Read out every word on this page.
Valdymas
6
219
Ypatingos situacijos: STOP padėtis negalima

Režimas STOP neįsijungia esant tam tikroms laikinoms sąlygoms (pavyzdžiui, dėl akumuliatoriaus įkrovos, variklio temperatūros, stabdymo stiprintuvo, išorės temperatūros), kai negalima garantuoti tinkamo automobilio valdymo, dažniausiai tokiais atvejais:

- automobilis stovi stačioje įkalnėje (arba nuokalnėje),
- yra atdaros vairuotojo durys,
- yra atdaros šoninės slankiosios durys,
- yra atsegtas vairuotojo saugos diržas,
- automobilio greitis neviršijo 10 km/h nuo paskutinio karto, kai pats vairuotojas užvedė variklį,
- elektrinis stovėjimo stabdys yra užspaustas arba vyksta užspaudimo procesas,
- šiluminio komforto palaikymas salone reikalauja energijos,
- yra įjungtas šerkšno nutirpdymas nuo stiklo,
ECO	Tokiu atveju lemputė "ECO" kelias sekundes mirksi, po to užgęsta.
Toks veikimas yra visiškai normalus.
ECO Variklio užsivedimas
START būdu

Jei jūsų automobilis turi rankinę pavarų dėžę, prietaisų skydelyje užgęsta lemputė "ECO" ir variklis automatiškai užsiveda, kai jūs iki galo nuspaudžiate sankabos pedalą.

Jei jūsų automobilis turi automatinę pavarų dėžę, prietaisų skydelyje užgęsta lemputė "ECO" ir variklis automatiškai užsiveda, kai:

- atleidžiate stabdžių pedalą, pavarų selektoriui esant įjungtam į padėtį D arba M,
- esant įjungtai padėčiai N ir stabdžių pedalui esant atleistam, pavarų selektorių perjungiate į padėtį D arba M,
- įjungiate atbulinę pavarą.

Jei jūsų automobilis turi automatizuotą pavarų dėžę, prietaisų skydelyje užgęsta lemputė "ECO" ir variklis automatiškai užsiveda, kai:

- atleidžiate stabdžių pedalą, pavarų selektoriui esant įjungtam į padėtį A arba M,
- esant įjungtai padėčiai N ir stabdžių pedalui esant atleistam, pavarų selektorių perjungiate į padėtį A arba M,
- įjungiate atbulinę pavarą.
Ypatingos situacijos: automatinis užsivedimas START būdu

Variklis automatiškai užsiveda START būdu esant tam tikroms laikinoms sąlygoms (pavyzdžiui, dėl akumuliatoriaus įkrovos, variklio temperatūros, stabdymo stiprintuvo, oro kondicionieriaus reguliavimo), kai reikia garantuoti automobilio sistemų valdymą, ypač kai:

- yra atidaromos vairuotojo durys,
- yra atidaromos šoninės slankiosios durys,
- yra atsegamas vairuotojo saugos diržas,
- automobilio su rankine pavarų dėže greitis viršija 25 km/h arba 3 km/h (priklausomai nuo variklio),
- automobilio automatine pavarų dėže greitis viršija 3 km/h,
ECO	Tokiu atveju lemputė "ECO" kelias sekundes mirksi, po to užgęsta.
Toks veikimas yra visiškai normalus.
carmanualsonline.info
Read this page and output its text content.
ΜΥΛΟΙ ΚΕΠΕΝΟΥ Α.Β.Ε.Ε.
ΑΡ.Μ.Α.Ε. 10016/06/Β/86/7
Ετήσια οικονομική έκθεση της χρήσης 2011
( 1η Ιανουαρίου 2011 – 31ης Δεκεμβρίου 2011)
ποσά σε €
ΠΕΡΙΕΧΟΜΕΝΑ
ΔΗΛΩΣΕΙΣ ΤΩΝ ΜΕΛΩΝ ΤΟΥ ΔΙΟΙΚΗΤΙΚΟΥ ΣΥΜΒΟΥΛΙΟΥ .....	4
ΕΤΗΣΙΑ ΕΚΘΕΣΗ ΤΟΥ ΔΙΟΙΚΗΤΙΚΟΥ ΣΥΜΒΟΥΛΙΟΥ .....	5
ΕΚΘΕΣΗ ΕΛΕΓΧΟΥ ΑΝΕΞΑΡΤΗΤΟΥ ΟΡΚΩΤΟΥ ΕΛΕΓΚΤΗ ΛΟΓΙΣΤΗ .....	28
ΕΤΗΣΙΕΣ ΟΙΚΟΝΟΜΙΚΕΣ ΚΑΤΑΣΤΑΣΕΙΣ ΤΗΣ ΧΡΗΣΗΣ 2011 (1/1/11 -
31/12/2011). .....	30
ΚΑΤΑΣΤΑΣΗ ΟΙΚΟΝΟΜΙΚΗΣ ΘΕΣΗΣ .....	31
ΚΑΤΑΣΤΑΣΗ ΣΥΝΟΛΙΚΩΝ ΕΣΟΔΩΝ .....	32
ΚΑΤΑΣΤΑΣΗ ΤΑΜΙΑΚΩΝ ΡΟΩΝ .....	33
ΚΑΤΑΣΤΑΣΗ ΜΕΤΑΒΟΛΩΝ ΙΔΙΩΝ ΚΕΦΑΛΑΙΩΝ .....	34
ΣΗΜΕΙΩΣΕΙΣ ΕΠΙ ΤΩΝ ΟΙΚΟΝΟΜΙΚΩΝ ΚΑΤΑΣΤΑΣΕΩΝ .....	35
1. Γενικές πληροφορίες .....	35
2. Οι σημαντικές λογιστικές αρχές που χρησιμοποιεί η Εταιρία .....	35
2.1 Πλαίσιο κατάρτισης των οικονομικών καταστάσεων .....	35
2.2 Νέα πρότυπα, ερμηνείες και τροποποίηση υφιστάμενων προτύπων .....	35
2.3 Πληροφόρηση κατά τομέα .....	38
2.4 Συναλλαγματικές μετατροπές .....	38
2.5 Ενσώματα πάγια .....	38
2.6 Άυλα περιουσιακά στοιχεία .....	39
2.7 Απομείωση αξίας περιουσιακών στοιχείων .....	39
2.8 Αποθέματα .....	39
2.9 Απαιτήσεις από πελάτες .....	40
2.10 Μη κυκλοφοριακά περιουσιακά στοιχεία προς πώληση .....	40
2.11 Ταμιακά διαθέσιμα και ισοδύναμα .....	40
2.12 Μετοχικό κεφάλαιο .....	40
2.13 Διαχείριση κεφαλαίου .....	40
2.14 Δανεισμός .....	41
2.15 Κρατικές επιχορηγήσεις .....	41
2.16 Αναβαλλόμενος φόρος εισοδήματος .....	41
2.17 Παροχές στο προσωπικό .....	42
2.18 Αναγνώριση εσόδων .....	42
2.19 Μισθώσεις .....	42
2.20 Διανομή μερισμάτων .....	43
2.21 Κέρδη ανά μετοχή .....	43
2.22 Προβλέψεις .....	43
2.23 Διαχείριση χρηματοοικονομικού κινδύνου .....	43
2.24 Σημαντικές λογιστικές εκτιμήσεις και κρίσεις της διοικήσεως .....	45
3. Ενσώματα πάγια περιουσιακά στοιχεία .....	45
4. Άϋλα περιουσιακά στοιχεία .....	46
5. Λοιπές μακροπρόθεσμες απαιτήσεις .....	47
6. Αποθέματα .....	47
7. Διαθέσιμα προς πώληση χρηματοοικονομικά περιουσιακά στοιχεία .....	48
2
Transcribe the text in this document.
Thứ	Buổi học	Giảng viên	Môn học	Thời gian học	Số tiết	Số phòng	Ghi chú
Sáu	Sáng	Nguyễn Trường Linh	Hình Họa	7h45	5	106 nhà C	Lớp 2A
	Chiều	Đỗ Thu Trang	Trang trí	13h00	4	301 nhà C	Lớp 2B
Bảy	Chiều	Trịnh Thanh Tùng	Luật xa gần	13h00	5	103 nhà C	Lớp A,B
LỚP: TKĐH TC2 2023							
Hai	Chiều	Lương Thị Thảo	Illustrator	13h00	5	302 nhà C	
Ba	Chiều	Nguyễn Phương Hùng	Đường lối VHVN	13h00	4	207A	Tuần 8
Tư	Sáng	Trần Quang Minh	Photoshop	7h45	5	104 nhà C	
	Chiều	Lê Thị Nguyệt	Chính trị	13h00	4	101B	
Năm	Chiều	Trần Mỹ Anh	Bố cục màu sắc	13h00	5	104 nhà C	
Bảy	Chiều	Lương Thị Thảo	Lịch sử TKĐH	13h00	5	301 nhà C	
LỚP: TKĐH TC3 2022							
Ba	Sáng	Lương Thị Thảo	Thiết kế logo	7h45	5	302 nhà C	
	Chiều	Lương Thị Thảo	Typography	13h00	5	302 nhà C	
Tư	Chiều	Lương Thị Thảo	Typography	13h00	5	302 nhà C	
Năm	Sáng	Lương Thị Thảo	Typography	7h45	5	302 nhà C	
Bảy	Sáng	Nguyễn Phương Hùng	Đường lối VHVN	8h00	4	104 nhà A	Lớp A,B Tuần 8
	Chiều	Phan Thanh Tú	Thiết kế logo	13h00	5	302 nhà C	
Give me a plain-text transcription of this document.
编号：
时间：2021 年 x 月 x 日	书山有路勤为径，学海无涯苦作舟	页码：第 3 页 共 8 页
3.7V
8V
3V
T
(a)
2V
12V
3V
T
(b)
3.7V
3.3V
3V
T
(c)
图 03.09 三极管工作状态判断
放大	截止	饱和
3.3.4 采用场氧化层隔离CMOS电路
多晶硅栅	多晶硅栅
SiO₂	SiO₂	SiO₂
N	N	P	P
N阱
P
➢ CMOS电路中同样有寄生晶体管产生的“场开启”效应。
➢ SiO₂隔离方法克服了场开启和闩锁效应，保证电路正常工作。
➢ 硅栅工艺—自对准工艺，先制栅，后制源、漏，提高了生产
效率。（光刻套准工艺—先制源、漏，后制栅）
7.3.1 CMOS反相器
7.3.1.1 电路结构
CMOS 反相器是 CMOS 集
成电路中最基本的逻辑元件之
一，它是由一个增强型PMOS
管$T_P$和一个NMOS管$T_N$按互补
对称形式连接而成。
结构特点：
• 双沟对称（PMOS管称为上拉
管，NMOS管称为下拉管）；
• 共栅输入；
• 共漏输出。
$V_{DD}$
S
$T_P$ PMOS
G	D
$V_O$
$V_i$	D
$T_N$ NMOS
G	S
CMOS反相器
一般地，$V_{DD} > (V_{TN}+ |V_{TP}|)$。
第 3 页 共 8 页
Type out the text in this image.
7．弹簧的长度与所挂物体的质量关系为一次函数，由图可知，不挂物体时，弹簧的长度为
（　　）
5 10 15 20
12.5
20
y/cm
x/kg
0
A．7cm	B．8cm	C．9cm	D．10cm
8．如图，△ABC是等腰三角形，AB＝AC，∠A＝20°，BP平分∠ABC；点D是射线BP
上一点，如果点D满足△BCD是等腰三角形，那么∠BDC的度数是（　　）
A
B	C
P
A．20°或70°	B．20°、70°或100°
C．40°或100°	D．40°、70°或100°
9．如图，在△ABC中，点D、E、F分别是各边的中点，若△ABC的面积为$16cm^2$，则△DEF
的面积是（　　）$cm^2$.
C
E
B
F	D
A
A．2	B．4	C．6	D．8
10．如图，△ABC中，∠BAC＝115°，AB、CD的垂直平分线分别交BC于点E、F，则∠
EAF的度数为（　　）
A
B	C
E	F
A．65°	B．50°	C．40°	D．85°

WRITTEN INSTRUCTION:
Pick out every line holding the string "pavarų" and return it.

FULL RESPONSE:
Jei jūsų automobilis turi rankinę pavarų dėžę, prietaisų skydelyje užgęsta lemputė "ECO" ir variklis automatiškai užsiveda, kai jūs iki galo nuspaudžiate sankabos pedalą.
Jei jūsų automobilis turi automatinę pavarų dėžę, prietaisų skydelyje užgęsta lemputė "ECO" ir variklis automatiškai užsiveda, kai:
- atleidžiate stabdžių pedalą, pavarų selektoriui esant įjungtam į padėtį D arba M,
- esant įjungtai padėčiai N ir stabdžių pedalui esant atleistam, pavarų selektorių perjungiate į padėtį D arba M,
Jei jūsų automobilis turi automatizuotą pavarų dėžę, prietaisų skydelyje užgęsta lemputė "ECO" ir variklis automatiškai užsiveda, kai:
- atleidžiate stabdžių pedalą, pavarų selektoriui esant įjungtam į padėtį A arba M,
- esant įjungtai padėčiai N ir stabdžių pedalui esant atleistam, pavarų selektorių perjungiate į padėtį A arba M,
- automobilio su rankine pavarų dėže greitis viršija 25 km/h arba 3 km/h (priklausomai nuo variklio),
- automobilio automatine pavarų dėže greitis viršija 3 km/h,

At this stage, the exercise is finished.